I’ll call you ‘Sir’ and you call me ‘slut’

by
Reader, he thrashed me!

Surprisingly, Black Lace have billed Wicked Games as a memoir, which throws up the question: when do a writer’s experiences stop being good copy for their (fictional) book and become something more based on fact? If this really is a memoir, then it runs curiously close to what I would imagine to be the publisher’s guidelines and style sheet for most mummy-porn with a submissive/dominant twist. In other words, girl meets boy, girl fancies boy, boy fancies girl, kinky relationship challenges arise and are overcome, boy and girl become as one.

There is the actual ‘wicked’ stuff. A veritable call-me-Sir, call-me-slut tick-box list of butt-plugs, anal sex, zebra-patterned love swings, fisting, tying-up, spanking and whipping. We have a male hero, a gnarly-handed, olive-skinned Greek Cypriot alpha male, whose charm, sophistication and vulnerability know no bounds. Then there’s the heroine-author, whose indecisive will-I-won’t-I toe-dipping into the chill waters of corporal punishment lasts conveniently far into the book. The heroine’s mandatory competition arrives belatedly in the shape of the hero’s ex-wife. This inevitable Mrs Danvers/Grace Pool figure, by now crucial to introduce some much-needed conflict, appears at last in a brief walk-on part. She’s late, disappointing and anti-climactic.

AIM 1 |
In the records, copy out every line, unchanged, from the line with "data-point (103, 141, 110, 148)" up to and including the line with "legend-label-small: 1.0 RJup (831, 248, 856, 257)".

EXERCISE INPUT |
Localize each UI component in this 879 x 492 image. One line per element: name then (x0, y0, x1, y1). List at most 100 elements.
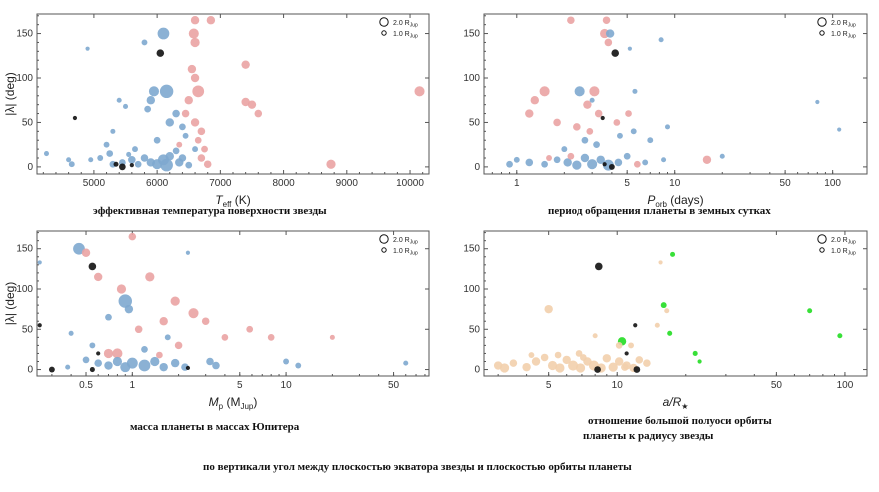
data-point (103, 141, 110, 148)
chart-panel-3: 0 50 100 150 0.5 1 5 10 50 Mp (MJup) |λ| (deg) 2.0 … (3, 230, 430, 411)
data-point (611, 49, 619, 57)
legend-marker-big (379, 17, 389, 27)
x-tick-label: 50 (771, 380, 783, 391)
legend-marker-big (379, 234, 389, 244)
data-point (85, 46, 90, 51)
data-point (190, 118, 200, 127)
data-point (201, 317, 210, 326)
data-point (188, 28, 199, 39)
x-tick-label: 5 (624, 178, 630, 189)
data-point (295, 362, 302, 369)
x-tick-label: 50 (780, 178, 792, 189)
data-point (525, 158, 534, 167)
data-point (187, 64, 197, 74)
data-point (122, 103, 129, 109)
data-point (65, 364, 71, 370)
data-point (132, 146, 138, 153)
data-point (88, 157, 94, 163)
data-point (403, 360, 409, 366)
data-point (283, 358, 290, 365)
data-point (613, 119, 621, 126)
legend-label-small: 1.0 RJup (831, 248, 856, 257)
data-point (128, 232, 137, 241)
data-point (184, 96, 193, 105)
caption-teff: эффективная температура поверхности звез… (93, 205, 327, 217)
data-point (509, 359, 518, 367)
data-point (129, 163, 134, 168)
data-point (103, 348, 114, 359)
data-point (246, 325, 254, 333)
data-point (562, 355, 571, 365)
data-point (602, 354, 611, 363)
data-point (586, 127, 594, 135)
data-point (68, 161, 75, 168)
data-point (837, 333, 843, 339)
data-point (530, 96, 539, 105)
x-tick-label: 0.5 (79, 380, 93, 391)
data-point (643, 359, 651, 367)
data-point (221, 333, 229, 341)
data-point (88, 262, 97, 271)
data-point (197, 154, 206, 162)
data-point (190, 73, 200, 83)
data-point (614, 158, 623, 167)
data-point (172, 147, 180, 155)
legend-label-small: 1.0 RJup (393, 248, 418, 257)
data-point (144, 105, 152, 113)
data-point (661, 157, 667, 163)
data-point (568, 360, 579, 371)
data-point (170, 358, 180, 368)
data-point (604, 38, 613, 47)
data-point (541, 160, 548, 168)
data-point (664, 308, 670, 314)
data-point (632, 88, 638, 94)
data-point (593, 141, 600, 149)
data-point (329, 334, 335, 340)
data-point (525, 109, 534, 118)
data-point (81, 248, 91, 257)
data-point (138, 359, 151, 372)
y-tick-label: 100 (463, 73, 480, 84)
data-point (128, 155, 136, 164)
data-point (73, 242, 85, 255)
data-point (499, 363, 510, 373)
data-point (658, 37, 664, 43)
data-point (170, 296, 180, 306)
data-point (702, 155, 712, 164)
data-point (326, 159, 336, 169)
data-point (608, 362, 618, 372)
data-point (587, 159, 598, 170)
data-point (247, 100, 257, 109)
data-point (72, 115, 78, 121)
data-point (146, 96, 156, 105)
data-point (615, 342, 623, 349)
x-tick-label: 1 (514, 178, 520, 189)
data-point (174, 341, 183, 350)
data-point (192, 85, 205, 98)
data-point (206, 357, 214, 366)
y-tick-label: 0 (474, 162, 480, 173)
caption-ar-line2: планеты к радиусу звезды (583, 430, 714, 442)
data-point (190, 37, 200, 48)
data-point (621, 363, 629, 371)
data-point (614, 357, 624, 366)
data-point (664, 124, 671, 130)
data-point (647, 137, 654, 144)
data-point (617, 132, 623, 139)
data-point (547, 360, 558, 371)
data-point (573, 123, 581, 131)
data-point (141, 39, 148, 46)
caption-y-axis: по вертикали угол между плоскостью экват… (203, 461, 632, 473)
data-point (124, 304, 134, 314)
x-tick-label: 7000 (209, 178, 232, 189)
data-point (145, 272, 155, 282)
data-point (134, 160, 142, 168)
data-point (602, 16, 611, 25)
data-point (522, 362, 531, 372)
data-point (192, 146, 199, 153)
x-tick-label: 100 (837, 380, 854, 391)
data-point (837, 127, 842, 132)
data-point (572, 160, 582, 170)
y-tick-label: 150 (463, 244, 480, 255)
data-point (513, 156, 520, 163)
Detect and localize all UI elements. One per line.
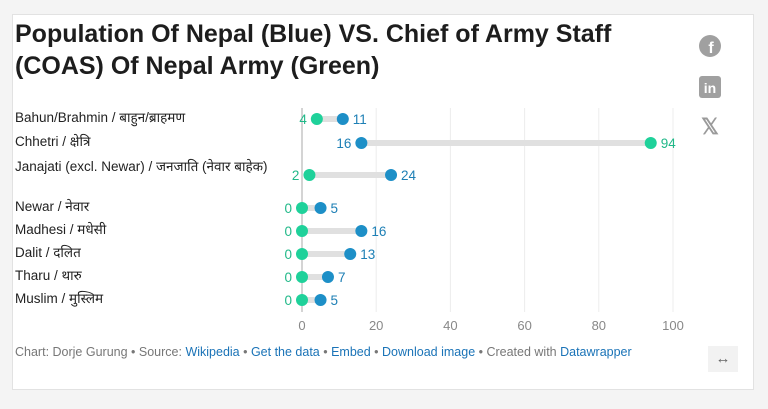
- green-value-label: 4: [299, 112, 307, 127]
- credit-text: Chart: Dorje Gurung • Source:: [15, 345, 186, 359]
- blue-value-label: 5: [331, 201, 339, 216]
- blue-value-label: 11: [353, 112, 367, 127]
- green-dot: [296, 202, 308, 214]
- x-tick-label: 20: [369, 318, 383, 333]
- blue-dot: [336, 113, 349, 125]
- green-dot: [310, 113, 323, 125]
- green-dot: [296, 248, 308, 260]
- category-label: Madhesi / मधेसी: [15, 222, 107, 237]
- green-value-label: 0: [284, 270, 292, 285]
- blue-dot: [344, 248, 357, 260]
- x-tick-label: 60: [517, 318, 531, 333]
- source-link[interactable]: Wikipedia: [185, 345, 240, 359]
- blue-value-label: 13: [360, 247, 375, 262]
- blue-dot: [314, 294, 327, 306]
- blue-value-label: 24: [401, 168, 417, 183]
- sep: • Created with: [475, 345, 561, 359]
- green-dot: [296, 225, 308, 237]
- sep: •: [239, 345, 251, 359]
- green-dot: [296, 271, 308, 283]
- green-dot: [644, 137, 657, 149]
- chart-footer: Chart: Dorje Gurung • Source: Wikipedia …: [15, 345, 632, 359]
- green-dot: [296, 294, 308, 306]
- linkedin-icon[interactable]: in: [698, 75, 722, 99]
- datawrapper-link[interactable]: Datawrapper: [560, 345, 632, 359]
- blue-dot: [355, 137, 368, 149]
- x-tick-label: 0: [298, 318, 305, 333]
- green-value-label: 2: [292, 168, 300, 183]
- blue-value-label: 16: [371, 224, 386, 239]
- svg-text:in: in: [704, 80, 716, 96]
- get-data-link[interactable]: Get the data: [250, 345, 320, 359]
- category-label: Bahun/Brahmin / बाहुन/ब्राहमण: [15, 110, 186, 125]
- blue-value-label: 7: [338, 270, 346, 285]
- green-dot: [303, 169, 316, 181]
- sep: •: [319, 345, 332, 359]
- download-image-link[interactable]: Download image: [382, 345, 476, 359]
- category-label: Janajati (excl. Newar) / जनजाति (नेवार ब…: [15, 159, 268, 174]
- svg-text:f: f: [708, 40, 714, 57]
- chart-card: [12, 14, 754, 390]
- x-tick-label: 100: [662, 318, 684, 333]
- blue-value-label: 5: [331, 293, 339, 308]
- green-value-label: 0: [284, 201, 292, 216]
- x-icon[interactable]: 𝕏: [701, 114, 719, 139]
- blue-dot: [385, 169, 398, 181]
- green-value-label: 0: [284, 224, 292, 239]
- x-tick-label: 80: [592, 318, 606, 333]
- category-label: Muslim / मुस्लिम: [15, 291, 104, 306]
- category-label: Newar / नेवार: [15, 199, 90, 214]
- facebook-icon[interactable]: f: [698, 34, 722, 58]
- blue-dot: [314, 202, 327, 214]
- blue-dot: [355, 225, 368, 237]
- blue-value-label: 16: [336, 136, 351, 151]
- green-value-label: 94: [661, 136, 677, 151]
- category-label: Dalit / दलित: [15, 245, 81, 260]
- sep: •: [370, 345, 383, 359]
- x-tick-label: 40: [443, 318, 457, 333]
- embed-link[interactable]: Embed: [331, 345, 371, 359]
- expand-icon[interactable]: ↔: [708, 346, 738, 372]
- category-label: Chhetri / क्षेत्रि: [15, 134, 91, 149]
- green-value-label: 0: [284, 247, 292, 262]
- blue-dot: [321, 271, 334, 283]
- category-label: Tharu / थारु: [15, 268, 82, 283]
- chart-title: Population Of Nepal (Blue) VS. Chief of …: [15, 20, 612, 80]
- green-value-label: 0: [284, 293, 292, 308]
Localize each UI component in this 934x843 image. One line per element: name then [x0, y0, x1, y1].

AIM 2 |
Does the review support each statement? (a) Wicked Games is billed by Black Lace as a memoir. (b) The male hero is a Greek Cypriot. (c) The hero's ex-wife appears early in the book. Answer each with yes or no and quote the deciding words.

ANSWER 1 |
data-point (103, 141, 110, 148)
chart-panel-3: 0 50 100 150 0.5 1 5 10 50 Mp (MJup) |λ| (deg) 2.0 … (3, 230, 430, 411)
data-point (611, 49, 619, 57)
legend-marker-big (379, 17, 389, 27)
x-tick-label: 50 (771, 380, 783, 391)
legend-marker-big (379, 234, 389, 244)
data-point (85, 46, 90, 51)
data-point (190, 118, 200, 127)
data-point (201, 317, 210, 326)
data-point (188, 28, 199, 39)
x-tick-label: 5 (624, 178, 630, 189)
data-point (295, 362, 302, 369)
x-tick-label: 50 (780, 178, 792, 189)
data-point (525, 158, 534, 167)
data-point (187, 64, 197, 74)
data-point (122, 103, 129, 109)
data-point (65, 364, 71, 370)
data-point (132, 146, 138, 153)
data-point (88, 157, 94, 163)
data-point (403, 360, 409, 366)
data-point (283, 358, 290, 365)
data-point (613, 119, 621, 126)
legend-label-small: 1.0 RJup (831, 248, 856, 257)

ANSWER 2 |
(a) Yes: "Black Lace have billed Wicked Games as a memoir"
(b) Yes: "a gnarly-handed, olive-skinned Greek Cypriot alpha male"
(c) No: "The heroine’s mandatory competition arrives belatedly in the shape of the hero’s ex-wife."